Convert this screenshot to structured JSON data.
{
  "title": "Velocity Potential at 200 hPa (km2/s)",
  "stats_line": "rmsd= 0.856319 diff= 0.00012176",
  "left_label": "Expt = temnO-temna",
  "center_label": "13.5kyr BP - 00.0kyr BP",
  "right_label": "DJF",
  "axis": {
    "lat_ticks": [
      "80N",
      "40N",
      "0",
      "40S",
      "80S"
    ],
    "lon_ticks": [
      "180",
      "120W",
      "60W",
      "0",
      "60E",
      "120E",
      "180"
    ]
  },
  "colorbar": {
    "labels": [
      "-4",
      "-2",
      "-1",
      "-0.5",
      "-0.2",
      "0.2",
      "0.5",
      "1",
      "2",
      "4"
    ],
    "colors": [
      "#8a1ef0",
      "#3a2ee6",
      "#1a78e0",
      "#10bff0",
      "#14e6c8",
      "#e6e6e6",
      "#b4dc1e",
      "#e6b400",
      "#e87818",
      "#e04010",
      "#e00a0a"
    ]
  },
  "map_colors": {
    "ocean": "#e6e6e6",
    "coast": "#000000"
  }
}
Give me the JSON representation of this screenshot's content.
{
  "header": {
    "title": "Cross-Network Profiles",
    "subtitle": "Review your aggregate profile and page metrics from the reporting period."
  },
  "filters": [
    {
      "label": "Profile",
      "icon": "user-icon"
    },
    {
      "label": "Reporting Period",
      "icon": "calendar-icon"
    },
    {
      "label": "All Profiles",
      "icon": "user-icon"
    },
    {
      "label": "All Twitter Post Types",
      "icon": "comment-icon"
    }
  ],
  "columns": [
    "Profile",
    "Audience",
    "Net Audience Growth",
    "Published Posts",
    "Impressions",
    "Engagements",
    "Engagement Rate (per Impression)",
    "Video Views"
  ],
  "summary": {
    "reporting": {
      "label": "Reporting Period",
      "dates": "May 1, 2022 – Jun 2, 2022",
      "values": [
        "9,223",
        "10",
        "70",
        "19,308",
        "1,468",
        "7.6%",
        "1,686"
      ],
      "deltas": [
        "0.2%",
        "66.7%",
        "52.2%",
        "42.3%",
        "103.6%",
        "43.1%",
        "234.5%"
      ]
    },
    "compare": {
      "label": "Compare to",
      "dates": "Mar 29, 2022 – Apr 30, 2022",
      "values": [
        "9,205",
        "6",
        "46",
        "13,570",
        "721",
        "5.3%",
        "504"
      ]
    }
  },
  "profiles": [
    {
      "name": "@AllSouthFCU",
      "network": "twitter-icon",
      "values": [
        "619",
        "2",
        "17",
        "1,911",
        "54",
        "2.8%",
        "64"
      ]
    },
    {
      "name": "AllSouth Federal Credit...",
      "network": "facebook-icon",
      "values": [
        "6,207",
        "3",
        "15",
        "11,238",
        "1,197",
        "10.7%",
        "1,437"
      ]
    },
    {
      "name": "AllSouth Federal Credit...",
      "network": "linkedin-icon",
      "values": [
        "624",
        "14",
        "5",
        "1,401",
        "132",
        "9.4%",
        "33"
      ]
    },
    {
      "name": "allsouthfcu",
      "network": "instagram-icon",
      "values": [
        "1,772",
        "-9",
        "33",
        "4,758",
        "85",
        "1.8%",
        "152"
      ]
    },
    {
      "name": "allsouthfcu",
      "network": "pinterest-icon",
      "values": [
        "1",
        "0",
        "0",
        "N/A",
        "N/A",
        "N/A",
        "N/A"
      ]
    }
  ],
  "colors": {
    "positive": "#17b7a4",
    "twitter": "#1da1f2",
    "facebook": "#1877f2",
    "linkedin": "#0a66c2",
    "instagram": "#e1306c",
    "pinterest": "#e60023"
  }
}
+ + +
=== Task brief ===
Gather each line of the records holding the string "dates".

=== Result of this task ===
      "dates": "May 1, 2022 – Jun 2, 2022",
      "dates": "Mar 29, 2022 – Apr 30, 2022",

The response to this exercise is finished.